> _Direction_
Repeat the data below word for word, from the line containing "minimize-button[interactable]: – xyxy=(895,1,909,16)" through the line containing "cancel-button[interactable]: Cancel xyxy=(907,49,947,63)", including both of those lines.

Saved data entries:
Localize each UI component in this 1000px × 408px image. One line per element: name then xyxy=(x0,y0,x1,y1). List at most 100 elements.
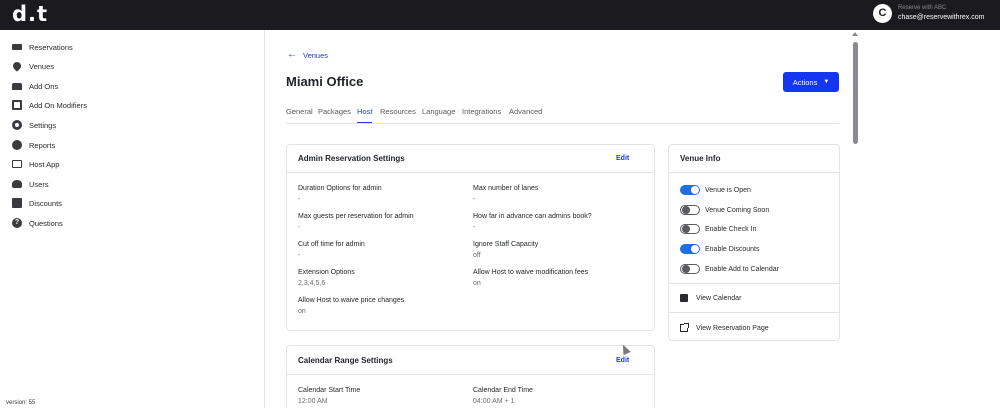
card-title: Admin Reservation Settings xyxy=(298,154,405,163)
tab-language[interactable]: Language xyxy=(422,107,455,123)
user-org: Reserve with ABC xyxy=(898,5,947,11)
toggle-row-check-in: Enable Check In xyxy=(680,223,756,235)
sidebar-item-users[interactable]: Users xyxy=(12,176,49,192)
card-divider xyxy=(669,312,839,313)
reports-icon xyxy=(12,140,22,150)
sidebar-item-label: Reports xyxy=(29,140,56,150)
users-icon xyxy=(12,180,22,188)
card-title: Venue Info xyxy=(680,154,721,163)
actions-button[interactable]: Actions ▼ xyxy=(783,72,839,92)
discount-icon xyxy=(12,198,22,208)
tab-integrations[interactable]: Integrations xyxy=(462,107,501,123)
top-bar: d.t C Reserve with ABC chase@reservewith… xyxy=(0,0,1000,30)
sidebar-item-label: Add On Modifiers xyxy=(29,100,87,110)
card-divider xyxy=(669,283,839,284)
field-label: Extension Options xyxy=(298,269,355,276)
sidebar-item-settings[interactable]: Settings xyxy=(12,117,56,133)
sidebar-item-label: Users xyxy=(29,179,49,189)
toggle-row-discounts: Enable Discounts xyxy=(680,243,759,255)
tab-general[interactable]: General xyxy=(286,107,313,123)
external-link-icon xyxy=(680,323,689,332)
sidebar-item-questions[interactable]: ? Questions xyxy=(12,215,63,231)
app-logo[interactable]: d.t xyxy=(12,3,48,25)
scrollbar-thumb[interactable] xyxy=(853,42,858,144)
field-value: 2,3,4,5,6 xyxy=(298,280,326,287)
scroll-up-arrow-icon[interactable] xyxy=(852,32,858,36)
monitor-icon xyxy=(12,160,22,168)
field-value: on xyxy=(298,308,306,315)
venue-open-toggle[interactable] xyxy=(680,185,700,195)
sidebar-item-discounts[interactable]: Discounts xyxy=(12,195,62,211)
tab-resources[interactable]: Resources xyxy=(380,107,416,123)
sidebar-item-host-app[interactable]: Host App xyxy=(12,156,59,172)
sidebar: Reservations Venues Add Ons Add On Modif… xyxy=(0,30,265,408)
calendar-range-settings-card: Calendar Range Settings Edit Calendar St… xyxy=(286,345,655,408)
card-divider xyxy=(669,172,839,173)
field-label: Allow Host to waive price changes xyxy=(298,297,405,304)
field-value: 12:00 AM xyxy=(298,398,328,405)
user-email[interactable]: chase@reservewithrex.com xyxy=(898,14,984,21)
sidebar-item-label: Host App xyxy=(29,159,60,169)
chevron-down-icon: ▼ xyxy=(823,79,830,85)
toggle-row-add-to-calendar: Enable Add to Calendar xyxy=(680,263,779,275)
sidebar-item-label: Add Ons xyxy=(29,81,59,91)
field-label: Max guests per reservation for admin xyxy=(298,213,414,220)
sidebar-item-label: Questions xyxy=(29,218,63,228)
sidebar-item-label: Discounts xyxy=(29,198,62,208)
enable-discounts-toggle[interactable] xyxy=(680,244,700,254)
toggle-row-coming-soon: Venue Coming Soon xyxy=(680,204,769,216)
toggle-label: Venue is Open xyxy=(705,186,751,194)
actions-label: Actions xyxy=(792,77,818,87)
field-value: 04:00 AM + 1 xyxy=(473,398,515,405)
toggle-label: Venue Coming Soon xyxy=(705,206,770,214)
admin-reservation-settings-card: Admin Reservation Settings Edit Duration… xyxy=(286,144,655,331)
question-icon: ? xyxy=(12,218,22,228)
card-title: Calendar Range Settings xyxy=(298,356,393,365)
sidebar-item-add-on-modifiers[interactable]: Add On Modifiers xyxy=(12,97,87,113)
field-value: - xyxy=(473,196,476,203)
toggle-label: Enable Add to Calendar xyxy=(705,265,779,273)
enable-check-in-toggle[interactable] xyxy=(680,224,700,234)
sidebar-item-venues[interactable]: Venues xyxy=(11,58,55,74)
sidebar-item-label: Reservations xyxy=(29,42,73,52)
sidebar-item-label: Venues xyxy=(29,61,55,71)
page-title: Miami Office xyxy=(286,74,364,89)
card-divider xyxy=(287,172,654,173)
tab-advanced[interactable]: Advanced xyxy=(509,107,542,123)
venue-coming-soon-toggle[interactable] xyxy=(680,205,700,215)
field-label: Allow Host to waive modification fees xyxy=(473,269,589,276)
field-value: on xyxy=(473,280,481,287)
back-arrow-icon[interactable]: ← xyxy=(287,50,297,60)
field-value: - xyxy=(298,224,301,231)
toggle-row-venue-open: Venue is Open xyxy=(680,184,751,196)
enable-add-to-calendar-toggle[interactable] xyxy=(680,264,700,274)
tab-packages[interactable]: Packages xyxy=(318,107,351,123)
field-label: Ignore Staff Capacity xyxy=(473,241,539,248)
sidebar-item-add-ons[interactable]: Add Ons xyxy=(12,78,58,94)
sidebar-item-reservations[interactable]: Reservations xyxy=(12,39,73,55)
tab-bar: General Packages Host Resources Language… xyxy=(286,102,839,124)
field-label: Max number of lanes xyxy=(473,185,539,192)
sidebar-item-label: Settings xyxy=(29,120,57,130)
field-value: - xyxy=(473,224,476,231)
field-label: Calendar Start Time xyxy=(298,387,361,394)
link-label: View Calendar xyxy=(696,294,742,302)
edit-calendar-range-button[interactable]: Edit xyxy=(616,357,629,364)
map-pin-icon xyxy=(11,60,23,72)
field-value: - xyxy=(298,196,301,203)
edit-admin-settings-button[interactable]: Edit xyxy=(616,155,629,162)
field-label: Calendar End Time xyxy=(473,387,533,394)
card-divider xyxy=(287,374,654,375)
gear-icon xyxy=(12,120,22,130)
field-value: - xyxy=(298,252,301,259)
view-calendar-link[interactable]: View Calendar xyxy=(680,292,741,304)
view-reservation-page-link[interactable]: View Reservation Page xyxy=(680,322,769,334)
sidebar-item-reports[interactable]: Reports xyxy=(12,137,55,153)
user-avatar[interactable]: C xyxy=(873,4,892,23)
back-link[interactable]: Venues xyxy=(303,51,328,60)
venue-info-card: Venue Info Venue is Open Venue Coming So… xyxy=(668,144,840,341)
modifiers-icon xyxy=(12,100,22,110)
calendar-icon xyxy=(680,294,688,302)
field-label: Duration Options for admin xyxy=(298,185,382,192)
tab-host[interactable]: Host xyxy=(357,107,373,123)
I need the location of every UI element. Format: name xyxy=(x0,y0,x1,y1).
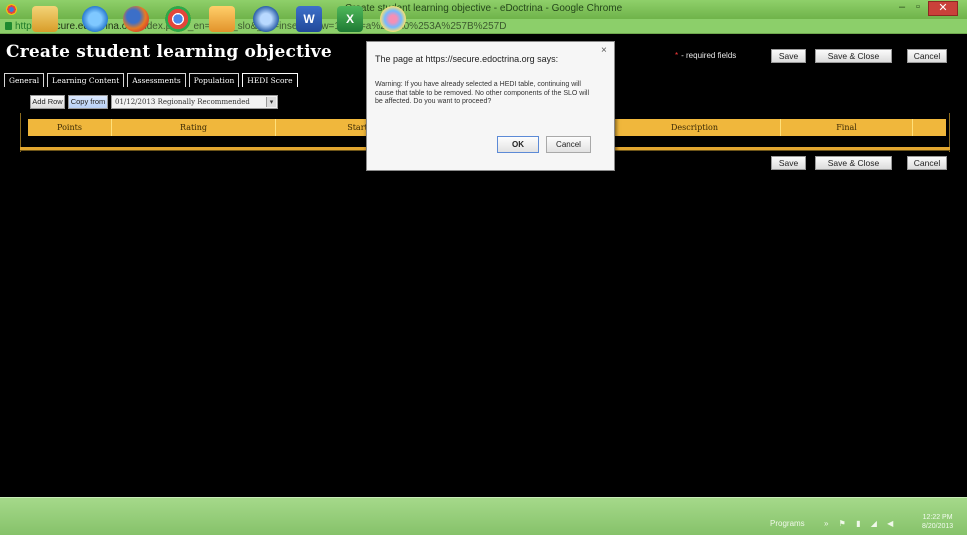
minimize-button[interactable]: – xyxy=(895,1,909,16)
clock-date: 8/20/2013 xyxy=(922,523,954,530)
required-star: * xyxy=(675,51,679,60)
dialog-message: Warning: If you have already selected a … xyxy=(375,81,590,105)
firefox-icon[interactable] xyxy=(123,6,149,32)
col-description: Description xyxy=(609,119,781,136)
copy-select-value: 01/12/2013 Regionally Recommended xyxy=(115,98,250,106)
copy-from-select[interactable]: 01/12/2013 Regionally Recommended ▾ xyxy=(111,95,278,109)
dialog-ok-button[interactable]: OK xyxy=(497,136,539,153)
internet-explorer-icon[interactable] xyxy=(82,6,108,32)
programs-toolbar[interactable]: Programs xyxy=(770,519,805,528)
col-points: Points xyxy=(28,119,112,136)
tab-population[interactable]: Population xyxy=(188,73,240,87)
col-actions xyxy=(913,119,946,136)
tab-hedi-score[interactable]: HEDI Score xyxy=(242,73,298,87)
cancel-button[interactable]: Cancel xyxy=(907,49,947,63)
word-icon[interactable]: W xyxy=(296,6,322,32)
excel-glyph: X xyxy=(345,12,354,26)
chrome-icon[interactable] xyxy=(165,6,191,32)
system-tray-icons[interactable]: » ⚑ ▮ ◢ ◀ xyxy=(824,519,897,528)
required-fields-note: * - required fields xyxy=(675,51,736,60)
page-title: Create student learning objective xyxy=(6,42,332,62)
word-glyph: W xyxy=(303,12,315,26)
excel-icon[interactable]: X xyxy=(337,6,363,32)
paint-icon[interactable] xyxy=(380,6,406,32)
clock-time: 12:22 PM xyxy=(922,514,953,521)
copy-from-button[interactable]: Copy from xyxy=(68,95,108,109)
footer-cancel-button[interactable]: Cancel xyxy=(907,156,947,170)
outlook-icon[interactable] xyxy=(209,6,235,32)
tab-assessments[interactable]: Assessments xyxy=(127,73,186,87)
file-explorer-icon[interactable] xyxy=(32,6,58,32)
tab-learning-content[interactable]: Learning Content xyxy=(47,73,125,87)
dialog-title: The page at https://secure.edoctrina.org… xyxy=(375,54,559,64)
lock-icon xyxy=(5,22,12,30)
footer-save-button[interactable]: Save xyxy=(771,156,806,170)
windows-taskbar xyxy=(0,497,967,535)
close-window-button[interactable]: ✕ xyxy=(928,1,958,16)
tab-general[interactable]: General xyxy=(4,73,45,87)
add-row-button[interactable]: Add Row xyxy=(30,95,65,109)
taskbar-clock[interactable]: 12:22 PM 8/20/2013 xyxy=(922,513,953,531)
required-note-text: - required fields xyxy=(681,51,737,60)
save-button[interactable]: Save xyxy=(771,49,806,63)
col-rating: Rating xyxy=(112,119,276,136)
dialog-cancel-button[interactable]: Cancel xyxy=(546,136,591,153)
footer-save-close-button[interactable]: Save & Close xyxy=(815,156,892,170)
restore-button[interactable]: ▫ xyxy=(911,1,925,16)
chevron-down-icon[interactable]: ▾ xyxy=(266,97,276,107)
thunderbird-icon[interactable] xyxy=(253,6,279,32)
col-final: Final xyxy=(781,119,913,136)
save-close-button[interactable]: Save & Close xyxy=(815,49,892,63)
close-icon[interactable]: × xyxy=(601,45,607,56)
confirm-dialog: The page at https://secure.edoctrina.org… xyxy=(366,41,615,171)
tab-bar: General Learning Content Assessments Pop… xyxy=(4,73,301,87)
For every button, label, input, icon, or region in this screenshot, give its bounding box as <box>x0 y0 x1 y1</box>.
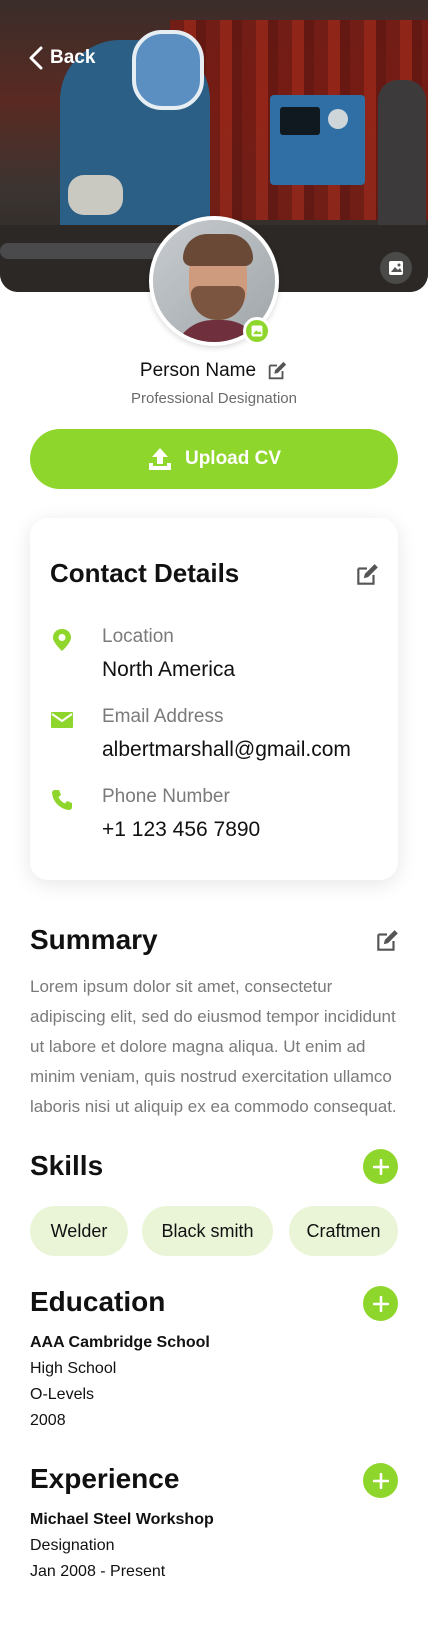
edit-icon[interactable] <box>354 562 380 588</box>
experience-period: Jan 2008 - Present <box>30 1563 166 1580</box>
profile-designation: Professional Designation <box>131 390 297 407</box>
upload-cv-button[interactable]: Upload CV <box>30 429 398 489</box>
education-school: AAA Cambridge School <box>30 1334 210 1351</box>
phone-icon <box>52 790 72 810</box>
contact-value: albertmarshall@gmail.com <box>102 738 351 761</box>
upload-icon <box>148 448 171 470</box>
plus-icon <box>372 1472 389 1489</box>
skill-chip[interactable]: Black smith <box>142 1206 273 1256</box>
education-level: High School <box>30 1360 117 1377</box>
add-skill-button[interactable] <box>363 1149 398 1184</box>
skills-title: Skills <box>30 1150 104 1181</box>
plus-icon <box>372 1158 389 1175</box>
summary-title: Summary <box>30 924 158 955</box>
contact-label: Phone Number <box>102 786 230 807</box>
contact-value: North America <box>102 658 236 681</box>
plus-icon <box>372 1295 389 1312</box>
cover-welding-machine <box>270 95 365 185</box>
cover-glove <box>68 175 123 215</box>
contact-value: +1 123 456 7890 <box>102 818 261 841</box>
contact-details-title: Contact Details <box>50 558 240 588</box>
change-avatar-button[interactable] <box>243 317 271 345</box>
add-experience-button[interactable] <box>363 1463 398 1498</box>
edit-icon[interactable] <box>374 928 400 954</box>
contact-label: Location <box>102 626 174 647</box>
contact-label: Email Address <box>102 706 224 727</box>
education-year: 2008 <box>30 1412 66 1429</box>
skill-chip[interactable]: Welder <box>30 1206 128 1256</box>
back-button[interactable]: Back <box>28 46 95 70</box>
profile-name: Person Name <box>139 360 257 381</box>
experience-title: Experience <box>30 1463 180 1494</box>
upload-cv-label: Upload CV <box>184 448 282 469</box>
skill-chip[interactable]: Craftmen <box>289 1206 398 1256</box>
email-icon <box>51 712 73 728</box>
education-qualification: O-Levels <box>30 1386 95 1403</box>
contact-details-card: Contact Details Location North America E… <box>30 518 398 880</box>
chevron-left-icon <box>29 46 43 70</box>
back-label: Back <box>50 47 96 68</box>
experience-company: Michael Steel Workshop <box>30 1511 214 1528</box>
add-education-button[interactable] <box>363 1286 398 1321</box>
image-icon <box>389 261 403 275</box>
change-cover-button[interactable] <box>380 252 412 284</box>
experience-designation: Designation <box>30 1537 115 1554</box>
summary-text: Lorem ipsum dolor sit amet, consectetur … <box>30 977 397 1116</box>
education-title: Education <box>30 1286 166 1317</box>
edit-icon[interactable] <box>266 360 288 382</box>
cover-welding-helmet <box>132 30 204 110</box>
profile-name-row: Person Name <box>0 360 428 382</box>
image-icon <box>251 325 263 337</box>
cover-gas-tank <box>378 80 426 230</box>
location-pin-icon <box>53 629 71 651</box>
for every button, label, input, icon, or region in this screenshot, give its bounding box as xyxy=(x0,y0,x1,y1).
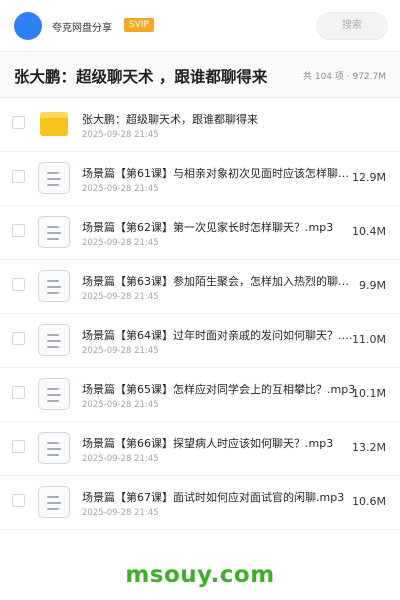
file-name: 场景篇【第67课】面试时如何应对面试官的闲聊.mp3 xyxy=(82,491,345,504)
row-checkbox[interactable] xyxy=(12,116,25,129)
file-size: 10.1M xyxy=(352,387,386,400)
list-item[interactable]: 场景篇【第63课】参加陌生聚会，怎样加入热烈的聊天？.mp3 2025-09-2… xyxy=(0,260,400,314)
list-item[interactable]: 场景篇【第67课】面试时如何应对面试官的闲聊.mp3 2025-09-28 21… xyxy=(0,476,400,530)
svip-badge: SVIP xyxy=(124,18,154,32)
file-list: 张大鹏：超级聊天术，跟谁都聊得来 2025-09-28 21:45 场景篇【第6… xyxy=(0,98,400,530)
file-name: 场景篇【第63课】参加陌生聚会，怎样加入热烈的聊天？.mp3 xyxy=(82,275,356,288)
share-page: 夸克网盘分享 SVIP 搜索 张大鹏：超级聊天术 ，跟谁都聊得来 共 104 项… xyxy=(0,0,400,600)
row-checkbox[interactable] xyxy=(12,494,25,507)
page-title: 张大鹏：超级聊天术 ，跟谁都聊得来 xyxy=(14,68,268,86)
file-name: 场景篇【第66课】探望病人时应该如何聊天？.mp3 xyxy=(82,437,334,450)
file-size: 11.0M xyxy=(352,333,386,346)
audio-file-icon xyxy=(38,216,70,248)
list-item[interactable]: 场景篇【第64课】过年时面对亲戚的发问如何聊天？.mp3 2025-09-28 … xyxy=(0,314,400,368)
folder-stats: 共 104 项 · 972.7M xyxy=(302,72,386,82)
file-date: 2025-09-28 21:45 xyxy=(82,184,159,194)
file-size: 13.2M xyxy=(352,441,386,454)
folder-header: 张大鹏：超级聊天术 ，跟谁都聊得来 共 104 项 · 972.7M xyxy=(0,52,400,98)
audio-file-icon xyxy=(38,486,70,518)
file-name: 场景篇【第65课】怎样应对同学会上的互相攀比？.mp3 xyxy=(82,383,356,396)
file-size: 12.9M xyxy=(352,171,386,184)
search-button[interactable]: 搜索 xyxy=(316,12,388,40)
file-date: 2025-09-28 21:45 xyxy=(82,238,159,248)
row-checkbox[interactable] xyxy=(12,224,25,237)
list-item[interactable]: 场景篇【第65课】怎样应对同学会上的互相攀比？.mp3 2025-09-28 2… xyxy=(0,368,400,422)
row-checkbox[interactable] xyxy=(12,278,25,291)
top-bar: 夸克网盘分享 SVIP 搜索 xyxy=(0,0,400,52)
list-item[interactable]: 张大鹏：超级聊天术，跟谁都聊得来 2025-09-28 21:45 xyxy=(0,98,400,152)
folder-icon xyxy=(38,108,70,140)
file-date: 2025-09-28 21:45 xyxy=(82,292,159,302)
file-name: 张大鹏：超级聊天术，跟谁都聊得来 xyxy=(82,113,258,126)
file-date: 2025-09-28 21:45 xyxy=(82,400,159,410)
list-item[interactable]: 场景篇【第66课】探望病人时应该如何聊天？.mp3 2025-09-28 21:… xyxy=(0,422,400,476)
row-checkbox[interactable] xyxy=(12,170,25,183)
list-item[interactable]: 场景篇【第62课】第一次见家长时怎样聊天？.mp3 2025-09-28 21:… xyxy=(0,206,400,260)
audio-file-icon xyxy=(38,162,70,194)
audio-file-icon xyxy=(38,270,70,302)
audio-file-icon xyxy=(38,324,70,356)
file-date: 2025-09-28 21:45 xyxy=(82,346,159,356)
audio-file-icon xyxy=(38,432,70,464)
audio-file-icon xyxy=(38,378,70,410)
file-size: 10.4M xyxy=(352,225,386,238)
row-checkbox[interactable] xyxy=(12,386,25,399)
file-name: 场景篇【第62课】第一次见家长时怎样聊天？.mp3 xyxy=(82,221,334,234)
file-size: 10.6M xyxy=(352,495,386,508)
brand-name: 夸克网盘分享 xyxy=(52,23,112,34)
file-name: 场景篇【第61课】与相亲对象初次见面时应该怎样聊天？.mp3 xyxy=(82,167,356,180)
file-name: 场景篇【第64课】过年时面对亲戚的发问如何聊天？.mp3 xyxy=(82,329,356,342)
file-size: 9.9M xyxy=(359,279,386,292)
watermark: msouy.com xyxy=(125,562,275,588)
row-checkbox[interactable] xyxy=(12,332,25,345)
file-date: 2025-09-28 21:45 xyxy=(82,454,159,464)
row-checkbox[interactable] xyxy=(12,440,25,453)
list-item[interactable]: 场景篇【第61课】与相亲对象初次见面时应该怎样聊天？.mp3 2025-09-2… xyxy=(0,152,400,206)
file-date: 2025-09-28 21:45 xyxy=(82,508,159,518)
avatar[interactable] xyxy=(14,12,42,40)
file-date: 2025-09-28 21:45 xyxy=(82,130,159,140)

> _Solution to this task_
minimize-button[interactable]: – xyxy=(895,1,909,16)
clock-date: 8/20/2013 xyxy=(922,523,954,530)
required-star: * xyxy=(675,51,679,60)
dialog-message: Warning: If you have already selected a … xyxy=(375,81,590,105)
firefox-icon[interactable] xyxy=(123,6,149,32)
col-description: Description xyxy=(609,119,781,136)
copy-select-value: 01/12/2013 Regionally Recommended xyxy=(115,98,250,106)
copy-from-select[interactable]: 01/12/2013 Regionally Recommended ▾ xyxy=(111,95,278,109)
dialog-ok-button[interactable]: OK xyxy=(497,136,539,153)
internet-explorer-icon[interactable] xyxy=(82,6,108,32)
programs-toolbar[interactable]: Programs xyxy=(770,519,805,528)
col-points: Points xyxy=(28,119,112,136)
tab-population[interactable]: Population xyxy=(188,73,240,87)
col-actions xyxy=(913,119,946,136)
tab-hedi-score[interactable]: HEDI Score xyxy=(242,73,298,87)
cancel-button[interactable]: Cancel xyxy=(907,49,947,63)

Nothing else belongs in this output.